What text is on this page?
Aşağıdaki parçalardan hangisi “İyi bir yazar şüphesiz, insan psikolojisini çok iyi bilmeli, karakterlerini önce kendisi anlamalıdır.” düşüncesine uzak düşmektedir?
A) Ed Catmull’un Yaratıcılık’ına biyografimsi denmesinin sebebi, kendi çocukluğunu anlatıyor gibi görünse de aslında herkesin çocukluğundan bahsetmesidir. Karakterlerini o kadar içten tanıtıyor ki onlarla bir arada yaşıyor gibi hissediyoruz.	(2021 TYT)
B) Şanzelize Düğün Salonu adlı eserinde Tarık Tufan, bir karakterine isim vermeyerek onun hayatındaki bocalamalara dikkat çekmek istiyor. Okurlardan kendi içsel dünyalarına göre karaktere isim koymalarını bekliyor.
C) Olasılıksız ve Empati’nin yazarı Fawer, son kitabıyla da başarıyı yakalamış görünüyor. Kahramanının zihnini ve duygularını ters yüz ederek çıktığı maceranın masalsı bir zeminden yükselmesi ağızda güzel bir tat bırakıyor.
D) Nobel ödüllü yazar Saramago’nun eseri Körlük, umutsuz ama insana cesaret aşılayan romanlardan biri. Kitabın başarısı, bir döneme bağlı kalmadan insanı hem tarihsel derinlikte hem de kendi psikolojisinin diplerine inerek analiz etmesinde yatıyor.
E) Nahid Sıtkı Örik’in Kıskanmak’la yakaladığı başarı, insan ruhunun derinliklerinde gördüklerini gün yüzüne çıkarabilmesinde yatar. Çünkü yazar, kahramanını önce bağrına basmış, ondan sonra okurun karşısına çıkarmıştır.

* * *

## GOAL:
Using the material above, copy every line in which the string "önce" occurs.

## RESPONSE TO THE EXERCISE:
Aşağıdaki parçalardan hangisi “İyi bir yazar şüphesiz, insan psikolojisini çok iyi bilmeli, karakterlerini önce kendisi anlamalıdır.” düşüncesine uzak düşmektedir?
E) Nahid Sıtkı Örik’in Kıskanmak’la yakaladığı başarı, insan ruhunun derinliklerinde gördüklerini gün yüzüne çıkarabilmesinde yatar. Çünkü yazar, kahramanını önce bağrına basmış, ondan sonra okurun karşısına çıkarmıştır.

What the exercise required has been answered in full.